Wherever "data" appears in a line, copy that line.
=== ENTRIES SHOWN ===
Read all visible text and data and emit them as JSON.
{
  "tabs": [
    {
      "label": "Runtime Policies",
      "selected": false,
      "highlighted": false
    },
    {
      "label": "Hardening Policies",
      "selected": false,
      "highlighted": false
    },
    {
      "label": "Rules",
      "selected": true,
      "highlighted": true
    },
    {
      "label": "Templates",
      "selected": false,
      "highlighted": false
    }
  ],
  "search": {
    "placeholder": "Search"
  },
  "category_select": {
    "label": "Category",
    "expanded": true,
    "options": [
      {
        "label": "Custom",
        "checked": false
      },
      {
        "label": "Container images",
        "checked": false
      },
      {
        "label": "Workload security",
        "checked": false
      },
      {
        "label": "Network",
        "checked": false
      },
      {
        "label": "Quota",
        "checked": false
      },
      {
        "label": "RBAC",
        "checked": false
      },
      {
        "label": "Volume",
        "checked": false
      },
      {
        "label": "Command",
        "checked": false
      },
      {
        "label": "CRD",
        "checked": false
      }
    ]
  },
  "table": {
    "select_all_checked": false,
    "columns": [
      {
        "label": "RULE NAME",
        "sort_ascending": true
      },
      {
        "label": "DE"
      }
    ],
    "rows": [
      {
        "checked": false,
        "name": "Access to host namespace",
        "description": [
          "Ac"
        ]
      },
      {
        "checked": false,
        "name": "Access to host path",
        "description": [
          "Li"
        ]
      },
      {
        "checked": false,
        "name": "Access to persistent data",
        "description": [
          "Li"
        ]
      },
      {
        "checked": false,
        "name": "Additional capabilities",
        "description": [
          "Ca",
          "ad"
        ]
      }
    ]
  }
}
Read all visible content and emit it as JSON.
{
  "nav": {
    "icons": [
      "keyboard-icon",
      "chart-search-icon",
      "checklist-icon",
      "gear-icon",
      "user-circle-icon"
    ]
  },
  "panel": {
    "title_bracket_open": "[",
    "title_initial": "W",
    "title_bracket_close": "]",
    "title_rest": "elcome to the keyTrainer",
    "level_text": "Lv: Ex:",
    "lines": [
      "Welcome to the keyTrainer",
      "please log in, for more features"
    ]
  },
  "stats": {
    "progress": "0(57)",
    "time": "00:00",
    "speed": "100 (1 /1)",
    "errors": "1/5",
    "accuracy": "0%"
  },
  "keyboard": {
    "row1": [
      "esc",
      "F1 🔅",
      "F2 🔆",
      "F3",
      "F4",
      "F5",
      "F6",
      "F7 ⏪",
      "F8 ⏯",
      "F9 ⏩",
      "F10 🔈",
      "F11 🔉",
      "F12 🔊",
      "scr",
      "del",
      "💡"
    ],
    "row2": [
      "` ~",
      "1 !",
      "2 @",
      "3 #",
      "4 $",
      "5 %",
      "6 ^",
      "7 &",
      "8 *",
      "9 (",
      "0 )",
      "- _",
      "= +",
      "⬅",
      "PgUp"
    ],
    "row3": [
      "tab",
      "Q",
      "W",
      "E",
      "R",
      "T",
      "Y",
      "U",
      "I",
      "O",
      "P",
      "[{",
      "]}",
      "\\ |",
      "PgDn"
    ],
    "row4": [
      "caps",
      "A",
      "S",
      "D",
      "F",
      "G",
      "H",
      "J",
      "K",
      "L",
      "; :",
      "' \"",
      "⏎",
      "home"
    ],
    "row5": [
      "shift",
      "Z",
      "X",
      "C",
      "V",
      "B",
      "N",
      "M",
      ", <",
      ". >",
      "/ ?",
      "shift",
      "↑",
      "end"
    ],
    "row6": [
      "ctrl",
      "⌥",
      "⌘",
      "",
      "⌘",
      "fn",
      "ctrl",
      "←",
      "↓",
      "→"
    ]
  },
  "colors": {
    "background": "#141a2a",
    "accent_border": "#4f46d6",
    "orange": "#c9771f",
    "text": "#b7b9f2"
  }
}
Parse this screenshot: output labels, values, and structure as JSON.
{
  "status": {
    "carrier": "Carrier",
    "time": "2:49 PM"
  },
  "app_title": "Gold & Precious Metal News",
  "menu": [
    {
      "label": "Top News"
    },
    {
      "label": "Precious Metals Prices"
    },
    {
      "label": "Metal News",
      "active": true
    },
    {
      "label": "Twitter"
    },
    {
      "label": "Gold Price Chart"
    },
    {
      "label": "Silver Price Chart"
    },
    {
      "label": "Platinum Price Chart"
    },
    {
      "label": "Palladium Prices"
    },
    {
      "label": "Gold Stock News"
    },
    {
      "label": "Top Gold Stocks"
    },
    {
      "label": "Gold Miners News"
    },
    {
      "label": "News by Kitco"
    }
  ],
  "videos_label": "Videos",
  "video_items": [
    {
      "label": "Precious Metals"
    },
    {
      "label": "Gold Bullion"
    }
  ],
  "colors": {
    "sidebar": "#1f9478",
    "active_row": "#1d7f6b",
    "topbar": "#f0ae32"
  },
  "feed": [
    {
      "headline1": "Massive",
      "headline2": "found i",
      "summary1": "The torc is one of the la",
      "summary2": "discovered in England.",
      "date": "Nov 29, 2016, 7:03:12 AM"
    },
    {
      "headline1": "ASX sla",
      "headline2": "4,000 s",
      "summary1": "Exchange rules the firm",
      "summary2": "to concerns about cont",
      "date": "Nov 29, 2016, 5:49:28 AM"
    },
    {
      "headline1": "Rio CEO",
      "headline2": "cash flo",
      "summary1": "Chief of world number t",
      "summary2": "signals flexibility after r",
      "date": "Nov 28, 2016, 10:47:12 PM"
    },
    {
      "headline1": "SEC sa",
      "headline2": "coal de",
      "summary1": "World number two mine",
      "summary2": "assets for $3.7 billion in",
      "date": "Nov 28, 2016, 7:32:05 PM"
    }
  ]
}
===
• **FULL OUTPUT**:
Read all visible text and data and emit them as JSON.
        "name": "Access to persistent data",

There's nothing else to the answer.